=== INFORMATION PROVIDED ===

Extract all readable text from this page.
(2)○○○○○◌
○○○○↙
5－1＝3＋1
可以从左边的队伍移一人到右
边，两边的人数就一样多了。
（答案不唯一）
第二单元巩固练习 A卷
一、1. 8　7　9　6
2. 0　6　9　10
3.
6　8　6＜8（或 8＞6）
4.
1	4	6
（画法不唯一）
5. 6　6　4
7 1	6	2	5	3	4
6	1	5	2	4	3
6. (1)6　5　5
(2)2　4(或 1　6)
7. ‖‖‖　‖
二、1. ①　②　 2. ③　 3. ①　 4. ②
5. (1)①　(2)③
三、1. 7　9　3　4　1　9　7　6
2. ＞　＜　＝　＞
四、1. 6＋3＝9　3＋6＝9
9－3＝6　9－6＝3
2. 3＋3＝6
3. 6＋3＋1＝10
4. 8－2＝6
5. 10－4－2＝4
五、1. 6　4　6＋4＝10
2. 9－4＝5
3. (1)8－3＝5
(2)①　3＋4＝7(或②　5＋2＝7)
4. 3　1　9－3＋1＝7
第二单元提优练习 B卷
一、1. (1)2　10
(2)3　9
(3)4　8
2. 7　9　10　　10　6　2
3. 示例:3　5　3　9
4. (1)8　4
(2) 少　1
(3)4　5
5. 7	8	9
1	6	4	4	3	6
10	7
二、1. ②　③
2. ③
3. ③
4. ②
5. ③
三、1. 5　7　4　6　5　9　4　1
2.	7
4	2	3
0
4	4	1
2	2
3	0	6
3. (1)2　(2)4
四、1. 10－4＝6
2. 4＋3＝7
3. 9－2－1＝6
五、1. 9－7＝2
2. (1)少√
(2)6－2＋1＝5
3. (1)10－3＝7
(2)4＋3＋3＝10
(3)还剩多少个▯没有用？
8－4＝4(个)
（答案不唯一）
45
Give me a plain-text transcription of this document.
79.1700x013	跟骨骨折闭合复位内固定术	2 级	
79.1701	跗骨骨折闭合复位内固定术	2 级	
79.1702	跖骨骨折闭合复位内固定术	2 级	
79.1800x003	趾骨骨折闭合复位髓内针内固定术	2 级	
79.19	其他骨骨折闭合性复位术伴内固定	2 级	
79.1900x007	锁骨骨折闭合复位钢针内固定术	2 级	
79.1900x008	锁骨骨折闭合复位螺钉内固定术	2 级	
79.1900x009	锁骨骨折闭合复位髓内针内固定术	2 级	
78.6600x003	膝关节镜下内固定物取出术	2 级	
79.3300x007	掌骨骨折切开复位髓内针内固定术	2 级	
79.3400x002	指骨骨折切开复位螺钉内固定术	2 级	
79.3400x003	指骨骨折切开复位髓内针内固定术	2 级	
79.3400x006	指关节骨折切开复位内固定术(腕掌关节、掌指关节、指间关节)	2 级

===

• _AIM_
Transcribe each record exactly. Leave nothing out.

• _THE ANSWER_
Extract all readable text from this page.
(2)○○○○○◌
○○○○↙
5－1＝3＋1
可以从左边的队伍移一人到右
边，两边的人数就一样多了。
（答案不唯一）
第二单元巩固练习 A卷
一、1. 8　7　9　6
2. 0　6　9　10
3.
6　8　6＜8（或 8＞6）
4.
1	4	6
（画法不唯一）
5. 6　6　4
7 1	6	2	5	3	4
6	1	5	2	4	3
6. (1)6　5　5
(2)2　4(或 1　6)
7. ‖‖‖　‖
二、1. ①　②　 2. ③　 3. ①　 4. ②
5. (1)①　(2)③
三、1. 7　9　3　4　1　9　7　6
2. ＞　＜　＝　＞
四、1. 6＋3＝9　3＋6＝9
9－3＝6　9－6＝3
2. 3＋3＝6
3. 6＋3＋1＝10
4. 8－2＝6
5. 10－4－2＝4
五、1. 6　4　6＋4＝10
2. 9－4＝5
3. (1)8－3＝5
(2)①　3＋4＝7(或②　5＋2＝7)
4. 3　1　9－3＋1＝7
第二单元提优练习 B卷
一、1. (1)2　10
(2)3　9
(3)4　8
2. 7　9　10　　10　6　2
3. 示例:3　5　3　9
4. (1)8　4
(2) 少　1
(3)4　5
5. 7	8	9
1	6	4	4	3	6
10	7
二、1. ②　③
2. ③
3. ③
4. ②
5. ③
三、1. 5　7　4　6　5　9　4　1
2.	7
4	2	3
0
4	4	1
2	2
3	0	6
3. (1)2　(2)4
四、1. 10－4＝6
2. 4＋3＝7
3. 9－2－1＝6
五、1. 9－7＝2
2. (1)少√
(2)6－2＋1＝5
3. (1)10－3＝7
(2)4＋3＋3＝10
(3)还剩多少个▯没有用？
8－4＝4(个)
（答案不唯一）
45
Give me a plain-text transcription of this document.
79.1700x013	跟骨骨折闭合复位内固定术	2 级	
79.1701	跗骨骨折闭合复位内固定术	2 级	
79.1702	跖骨骨折闭合复位内固定术	2 级	
79.1800x003	趾骨骨折闭合复位髓内针内固定术	2 级	
79.19	其他骨骨折闭合性复位术伴内固定	2 级	
79.1900x007	锁骨骨折闭合复位钢针内固定术	2 级	
79.1900x008	锁骨骨折闭合复位螺钉内固定术	2 级	
79.1900x009	锁骨骨折闭合复位髓内针内固定术	2 级	
78.6600x003	膝关节镜下内固定物取出术	2 级	
79.3300x007	掌骨骨折切开复位髓内针内固定术	2 级	
79.3400x002	指骨骨折切开复位螺钉内固定术	2 级	
79.3400x003	指骨骨折切开复位髓内针内固定术	2 级	
79.3400x006	指关节骨折切开复位内固定术(腕掌关节、掌指关节、指间关节)	2 级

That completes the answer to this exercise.